:: Records for the exercise ::
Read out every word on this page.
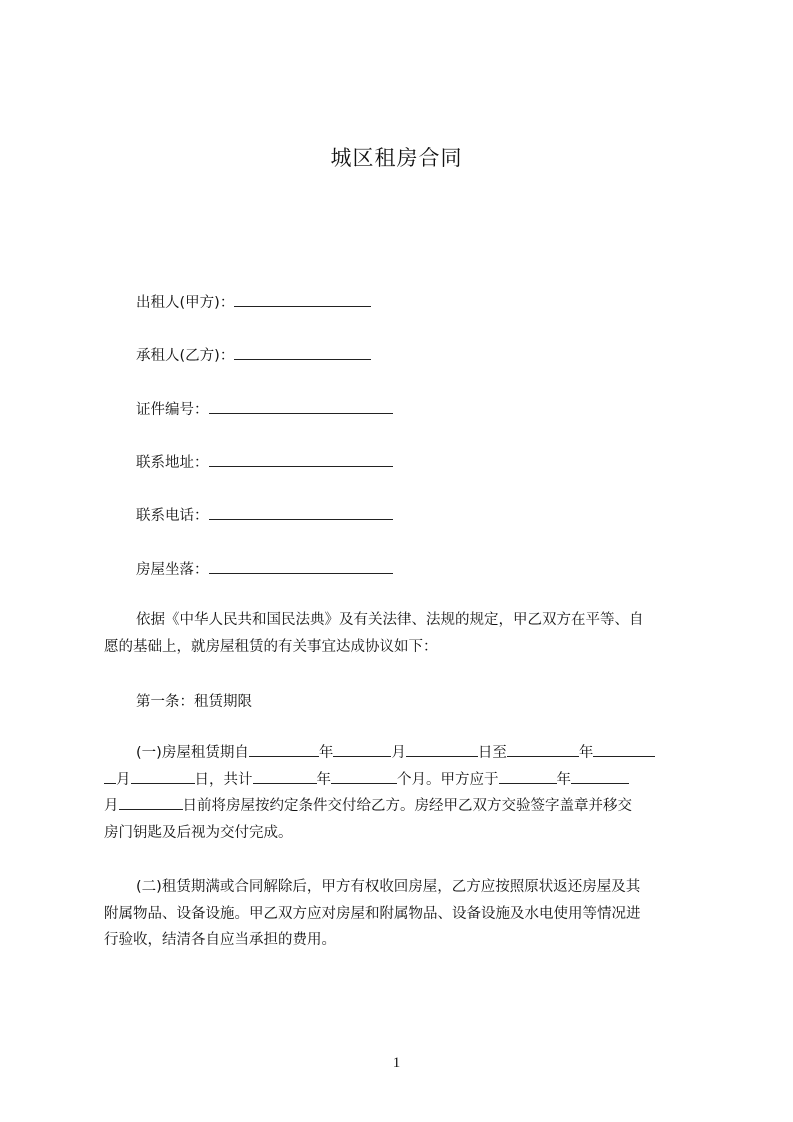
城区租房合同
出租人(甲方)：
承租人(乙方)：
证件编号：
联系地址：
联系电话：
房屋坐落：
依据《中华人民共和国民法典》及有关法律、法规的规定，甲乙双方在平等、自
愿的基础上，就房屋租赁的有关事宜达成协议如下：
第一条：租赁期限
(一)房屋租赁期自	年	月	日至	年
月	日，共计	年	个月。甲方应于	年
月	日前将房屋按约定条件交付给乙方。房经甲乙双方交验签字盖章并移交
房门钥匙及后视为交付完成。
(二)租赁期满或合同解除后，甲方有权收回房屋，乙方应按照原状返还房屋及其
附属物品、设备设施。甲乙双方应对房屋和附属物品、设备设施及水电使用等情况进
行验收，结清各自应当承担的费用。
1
:::
(Exercise) Repeat the material above verbatim. Leave the pictures behind.

(Answer below)
Read out every word on this page.
城区租房合同
出租人(甲方)：
承租人(乙方)：
证件编号：
联系地址：
联系电话：
房屋坐落：
依据《中华人民共和国民法典》及有关法律、法规的规定，甲乙双方在平等、自
愿的基础上，就房屋租赁的有关事宜达成协议如下：
第一条：租赁期限
(一)房屋租赁期自	年	月	日至	年
月	日，共计	年	个月。甲方应于	年
月	日前将房屋按约定条件交付给乙方。房经甲乙双方交验签字盖章并移交
房门钥匙及后视为交付完成。
(二)租赁期满或合同解除后，甲方有权收回房屋，乙方应按照原状返还房屋及其
附属物品、设备设施。甲乙双方应对房屋和附属物品、设备设施及水电使用等情况进
行验收，结清各自应当承担的费用。
1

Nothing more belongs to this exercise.